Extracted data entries
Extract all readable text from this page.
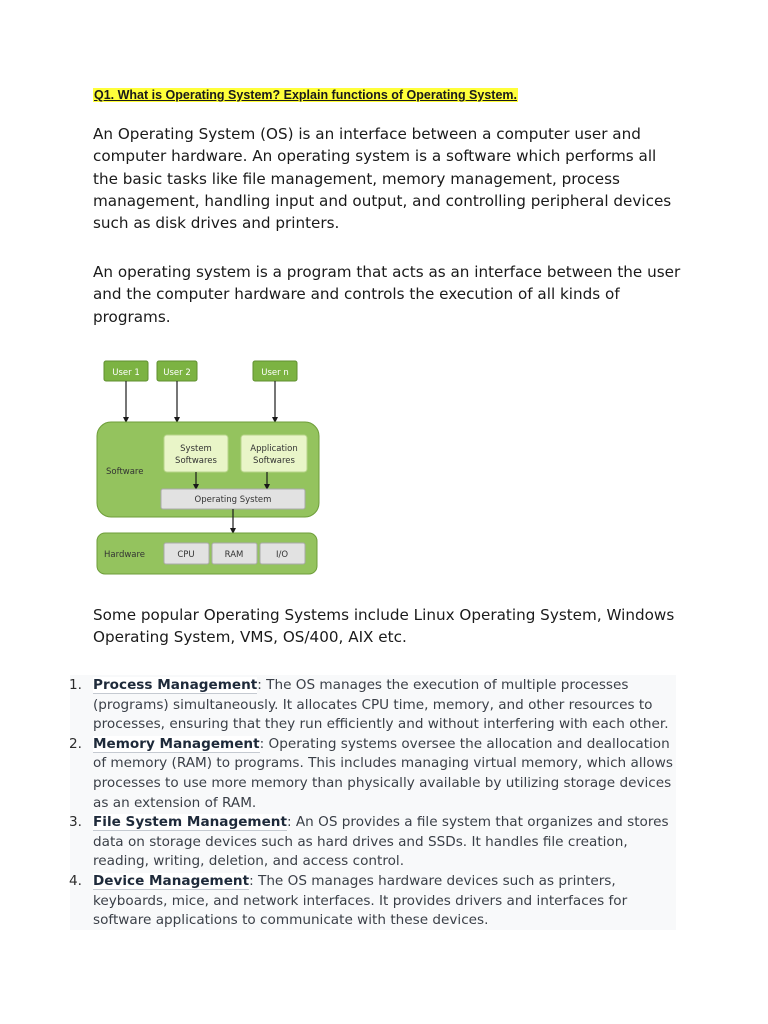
Q1. What is Operating System? Explain functions of Operating System.

An Operating System (OS) is an interface between a computer user and computer hardware. An operating system is a software which performs all the basic tasks like file management, memory management, process management, handling input and output, and controlling peripheral devices such as disk drives and printers.

An operating system is a program that acts as an interface between the user and the computer hardware and controls the execution of all kinds of programs.

User 1	User 2	User n
Software
System
Softwares
Application
Softwares
Operating System
Hardware	CPU	RAM	I/O

Some popular Operating Systems include Linux Operating System, Windows Operating System, VMS, OS/400, AIX etc.

1. Process Management: The OS manages the execution of multiple processes (programs) simultaneously. It allocates CPU time, memory, and other resources to processes, ensuring that they run efficiently and without interfering with each other.
2. Memory Management: Operating systems oversee the allocation and deallocation of memory (RAM) to programs. This includes managing virtual memory, which allows processes to use more memory than physically available by utilizing storage devices as an extension of RAM.
3. File System Management: An OS provides a file system that organizes and stores data on storage devices such as hard drives and SSDs. It handles file creation, reading, writing, deletion, and access control.
4. Device Management: The OS manages hardware devices such as printers, keyboards, mice, and network interfaces. It provides drivers and interfaces for software applications to communicate with these devices.
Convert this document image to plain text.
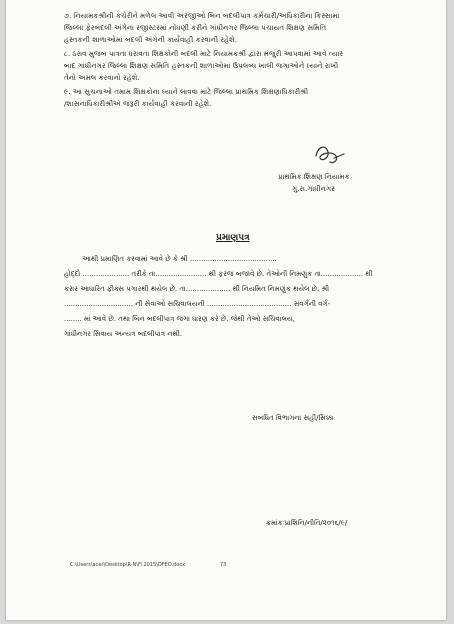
૭. નિયામકશ્રીની કચેરીને મળેલ આવી અરજીઓ બિન બદલીપાત્ર કર્મચારી/અધિકારીના કિસ્સામાં
જિલ્લા ફેરબદલી અંગેના રજીસ્ટરમાં નોંધણી કરીને ગાંધીનગર જિલ્લા પંચાયત શિક્ષણ સમિતિ
હસ્તકની શાળાઓમાં બદલી અંગેની કાર્યવાહી કરવાની રહેશે.
૮. ઠરાવ મુજબ પાત્રતા ધરાવતા શિક્ષકોની બદલી માટે નિયામકશ્રી દ્વારા મંજુરી આપવામાં આવે ત્યાર
બાદ ગાંધીનગર જિલ્લા શિક્ષણ સમિતિ હસ્તકની શાળાઓમાં ઉપલબ્ધ ખાલી જગાઓને ધ્યાને રાખી
તેનો અમલ કરવાનો રહેશે.
૯. આ સુચનાઓ તમામ શિક્ષકોના ધ્યાને લાવવા માટે જિલ્લા પ્રાથમિક શિક્ષણાધિકારીશ્રી
/શાસનાધિકારીશ્રીએ જરૂરી કાર્યવાહી કરવાની રહેશે.
પ્રાથમિક શિક્ષણ નિયામક
ગુ.રા.ગાંધીનગર
પ્રમાણપત્ર
આથી પ્રમાણિત કરવામાં આવે છે કે શ્રી .......................................
હોદ્દો ..................... તરીકે તા....................... થી ફરજ બજાવે છે. તેઓની નિમણુંક તા................... થી
કરાર આધારિત ફીક્સ પગારથી થયેલ છે. તા.................... થી નિયમિત નિમણુંક થયેલ છે. શ્રી
............................... ની સેવાઓ સચિવાલયની ...................................... સંવર્ગની વર્ગ-
........ માં આવે છે. તથા બિન બદલીપાત્ર જગા ધારણ કરે છે. જેથી તેઓ સચિવાલય,
ગાંધીનગર સિવાય અન્યત્ર બદલીપાત્ર નથી.
સબંધિત વિભાગના સહી/સિક્કા
ક્રમાંકઃપ્રાશિનિ/નીતિ/૨૦૧૬/૯/
C:\Users\acer\Desktop\R-N\Fi 2015\DFEO.docx	73
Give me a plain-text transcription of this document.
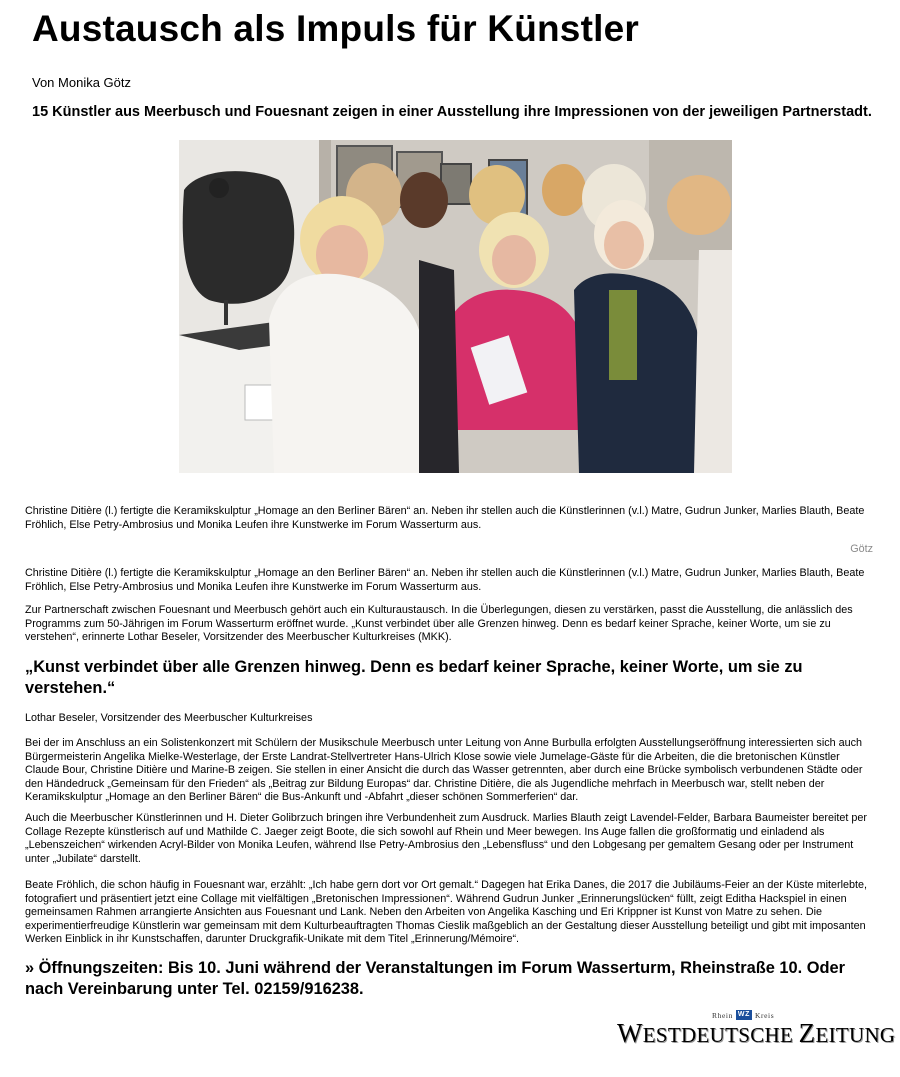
Austausch als Impuls für Künstler
Von Monika Götz
15 Künstler aus Meerbusch und Fouesnant zeigen in einer Ausstellung ihre Impressionen von der jeweiligen Partnerstadt.

Christine Ditière (l.) fertigte die Keramikskulptur „Homage an den Berliner Bären“ an. Neben ihr stellen auch die Künstlerinnen (v.l.) Matre, Gudrun Junker, Marlies Blauth, Beate Fröhlich, Else Petry-Ambrosius und Monika Leufen ihre Kunstwerke im Forum Wasserturm aus.

Götz

Christine Ditière (l.) fertigte die Keramikskulptur „Homage an den Berliner Bären“ an. Neben ihr stellen auch die Künstlerinnen (v.l.) Matre, Gudrun Junker, Marlies Blauth, Beate Fröhlich, Else Petry-Ambrosius und Monika Leufen ihre Kunstwerke im Forum Wasserturm aus.

Zur Partnerschaft zwischen Fouesnant und Meerbusch gehört auch ein Kulturaustausch. In die Überlegungen, diesen zu verstärken, passt die Ausstellung, die anlässlich des Programms zum 50-Jährigen im Forum Wasserturm eröffnet wurde. „Kunst verbindet über alle Grenzen hinweg. Denn es bedarf keiner Sprache, keiner Worte, um sie zu verstehen“, erinnerte Lothar Beseler, Vorsitzender des Meerbuscher Kulturkreises (MKK).

„Kunst verbindet über alle Grenzen hinweg. Denn es bedarf keiner Sprache, keiner Worte, um sie zu verstehen.“

Lothar Beseler, Vorsitzender des Meerbuscher Kulturkreises

Bei der im Anschluss an ein Solistenkonzert mit Schülern der Musikschule Meerbusch unter Leitung von Anne Burbulla erfolgten Ausstellungseröffnung interessierten sich auch Bürgermeisterin Angelika Mielke-Westerlage, der Erste Landrat-Stellvertreter Hans-Ulrich Klose sowie viele Jumelage-Gäste für die Arbeiten, die die bretonischen Künstler Claude Bour, Christine Ditière und Marine-B zeigen. Sie stellen in einer Ansicht die durch das Wasser getrennten, aber durch eine Brücke symbolisch verbundenen Städte oder den Händedruck „Gemeinsam für den Frieden“ als „Beitrag zur Bildung Europas“ dar. Christine Ditière, die als Jugendliche mehrfach in Meerbusch war, stellt neben der Keramikskulptur „Homage an den Berliner Bären“ die Bus-Ankunft und -Abfahrt „dieser schönen Sommerferien“ dar.

Auch die Meerbuscher Künstlerinnen und H. Dieter Golibrzuch bringen ihre Verbundenheit zum Ausdruck. Marlies Blauth zeigt Lavendel-Felder, Barbara Baumeister bereitet per Collage Rezepte künstlerisch auf und Mathilde C. Jaeger zeigt Boote, die sich sowohl auf Rhein und Meer bewegen. Ins Auge fallen die großformatig und einladend als „Lebenszeichen“ wirkenden Acryl-Bilder von Monika Leufen, während Ilse Petry-Ambrosius den „Lebensfluss“ und den Lobgesang per gemaltem Gesang oder per Instrument unter „Jubilate“ darstellt.

Beate Fröhlich, die schon häufig in Fouesnant war, erzählt: „Ich habe gern dort vor Ort gemalt.“ Dagegen hat Erika Danes, die 2017 die Jubiläums-Feier an der Küste miterlebte, fotografiert und präsentiert jetzt eine Collage mit vielfältigen „Bretonischen Impressionen“. Während Gudrun Junker „Erinnerungslücken“ füllt, zeigt Editha Hackspiel in einen gemeinsamen Rahmen arrangierte Ansichten aus Fouesnant und Lank. Neben den Arbeiten von Angelika Kasching und Eri Krippner ist Kunst von Matre zu sehen. Die experimentierfreudige Künstlerin war gemeinsam mit dem Kulturbeauftragten Thomas Cieslik maßgeblich an der Gestaltung dieser Ausstellung beteiligt und gibt mit imposanten Werken Einblick in ihr Kunstschaffen, darunter Druckgrafik-Unikate mit dem Titel „Erinnerung/Mémoire“.

» Öffnungszeiten: Bis 10. Juni während der Veranstaltungen im Forum Wasserturm, Rheinstraße 10. Oder nach Vereinbarung unter Tel. 02159/916238.

Rhein WZ Kreis
WESTDEUTSCHE ZEITUNG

Exercise goal: Copy, from the material, each line that holds the string "manages".

Task solution:
1. Process Management: The OS manages the execution of multiple processes (programs) simultaneously. It allocates CPU time, memory, and other resources to processes, ensuring that they run efficiently and without interfering with each other.
4. Device Management: The OS manages hardware devices such as printers, keyboards, mice, and network interfaces. It provides drivers and interfaces for software applications to communicate with these devices.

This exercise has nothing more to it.